● Stored entries
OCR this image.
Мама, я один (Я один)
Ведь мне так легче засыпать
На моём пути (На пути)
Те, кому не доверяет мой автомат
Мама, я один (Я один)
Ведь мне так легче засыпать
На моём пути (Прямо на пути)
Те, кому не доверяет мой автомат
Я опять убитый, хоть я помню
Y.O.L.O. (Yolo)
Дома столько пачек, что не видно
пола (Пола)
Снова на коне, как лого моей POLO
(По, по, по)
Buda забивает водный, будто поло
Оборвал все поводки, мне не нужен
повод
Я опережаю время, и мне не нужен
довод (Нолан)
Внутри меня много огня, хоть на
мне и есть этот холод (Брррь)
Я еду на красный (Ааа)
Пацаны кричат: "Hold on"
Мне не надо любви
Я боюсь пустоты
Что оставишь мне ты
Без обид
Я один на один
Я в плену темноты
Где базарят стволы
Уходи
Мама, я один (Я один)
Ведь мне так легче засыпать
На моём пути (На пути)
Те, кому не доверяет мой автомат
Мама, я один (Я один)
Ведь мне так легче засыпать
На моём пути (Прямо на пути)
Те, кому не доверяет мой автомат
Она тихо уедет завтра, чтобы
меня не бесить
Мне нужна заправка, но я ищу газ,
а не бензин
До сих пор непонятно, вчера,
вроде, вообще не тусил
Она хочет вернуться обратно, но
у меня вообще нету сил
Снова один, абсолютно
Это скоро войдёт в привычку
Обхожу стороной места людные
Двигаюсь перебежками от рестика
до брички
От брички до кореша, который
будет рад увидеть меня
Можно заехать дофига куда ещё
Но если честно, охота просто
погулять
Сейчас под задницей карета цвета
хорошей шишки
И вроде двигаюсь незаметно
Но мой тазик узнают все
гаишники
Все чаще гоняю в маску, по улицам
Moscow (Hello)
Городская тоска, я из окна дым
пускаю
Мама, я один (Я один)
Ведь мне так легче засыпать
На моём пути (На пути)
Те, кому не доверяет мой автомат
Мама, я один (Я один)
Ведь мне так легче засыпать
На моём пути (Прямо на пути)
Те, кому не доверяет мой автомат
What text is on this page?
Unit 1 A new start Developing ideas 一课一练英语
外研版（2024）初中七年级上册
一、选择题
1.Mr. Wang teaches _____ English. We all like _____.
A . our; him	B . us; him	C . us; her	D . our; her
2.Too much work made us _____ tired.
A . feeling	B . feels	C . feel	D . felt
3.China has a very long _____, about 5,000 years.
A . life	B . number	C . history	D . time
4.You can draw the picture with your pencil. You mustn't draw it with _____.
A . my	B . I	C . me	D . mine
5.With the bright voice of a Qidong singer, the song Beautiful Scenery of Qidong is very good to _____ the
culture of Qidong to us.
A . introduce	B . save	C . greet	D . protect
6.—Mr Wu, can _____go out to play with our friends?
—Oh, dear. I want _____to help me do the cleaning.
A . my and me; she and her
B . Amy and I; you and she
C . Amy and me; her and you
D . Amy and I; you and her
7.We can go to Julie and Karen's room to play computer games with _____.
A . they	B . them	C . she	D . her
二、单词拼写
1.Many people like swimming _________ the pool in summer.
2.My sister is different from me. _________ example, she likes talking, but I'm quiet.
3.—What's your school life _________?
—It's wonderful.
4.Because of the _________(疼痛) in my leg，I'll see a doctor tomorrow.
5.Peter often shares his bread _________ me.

● Required work
Isolate the lines that hold the word "this" and copy all of them.

● Complete answer
OCR this image.
What text is on this page?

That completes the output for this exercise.